***** Data section

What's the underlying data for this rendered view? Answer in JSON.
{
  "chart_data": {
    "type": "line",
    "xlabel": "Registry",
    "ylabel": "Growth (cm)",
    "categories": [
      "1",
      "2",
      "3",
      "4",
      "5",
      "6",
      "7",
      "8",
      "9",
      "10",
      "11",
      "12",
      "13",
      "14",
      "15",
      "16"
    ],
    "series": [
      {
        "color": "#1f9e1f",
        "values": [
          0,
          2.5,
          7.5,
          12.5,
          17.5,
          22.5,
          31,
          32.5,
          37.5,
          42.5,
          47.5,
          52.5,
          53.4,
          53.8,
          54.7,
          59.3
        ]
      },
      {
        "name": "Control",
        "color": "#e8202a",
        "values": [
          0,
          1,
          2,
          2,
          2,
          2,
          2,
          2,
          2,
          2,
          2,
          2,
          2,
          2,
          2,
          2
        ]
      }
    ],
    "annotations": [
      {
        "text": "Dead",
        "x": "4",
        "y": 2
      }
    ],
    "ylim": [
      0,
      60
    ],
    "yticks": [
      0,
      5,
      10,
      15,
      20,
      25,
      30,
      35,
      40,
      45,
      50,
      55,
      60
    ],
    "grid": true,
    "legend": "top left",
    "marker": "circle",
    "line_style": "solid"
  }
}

**********

Retype the whole listing above exactly.

Exercise output:
What's the underlying data for this rendered view? Answer in JSON.
{
  "chart_data": {
    "type": "line",
    "xlabel": "Registry",
    "ylabel": "Growth (cm)",
    "categories": [
      "1",
      "2",
      "3",
      "4",
      "5",
      "6",
      "7",
      "8",
      "9",
      "10",
      "11",
      "12",
      "13",
      "14",
      "15",
      "16"
    ],
    "series": [
      {
        "color": "#1f9e1f",
        "values": [
          0,
          2.5,
          7.5,
          12.5,
          17.5,
          22.5,
          31,
          32.5,
          37.5,
          42.5,
          47.5,
          52.5,
          53.4,
          53.8,
          54.7,
          59.3
        ]
      },
      {
        "name": "Control",
        "color": "#e8202a",
        "values": [
          0,
          1,
          2,
          2,
          2,
          2,
          2,
          2,
          2,
          2,
          2,
          2,
          2,
          2,
          2,
          2
        ]
      }
    ],
    "annotations": [
      {
        "text": "Dead",
        "x": "4",
        "y": 2
      }
    ],
    "ylim": [
      0,
      60
    ],
    "yticks": [
      0,
      5,
      10,
      15,
      20,
      25,
      30,
      35,
      40,
      45,
      50,
      55,
      60
    ],
    "grid": true,
    "legend": "top left",
    "marker": "circle",
    "line_style": "solid"
  }
}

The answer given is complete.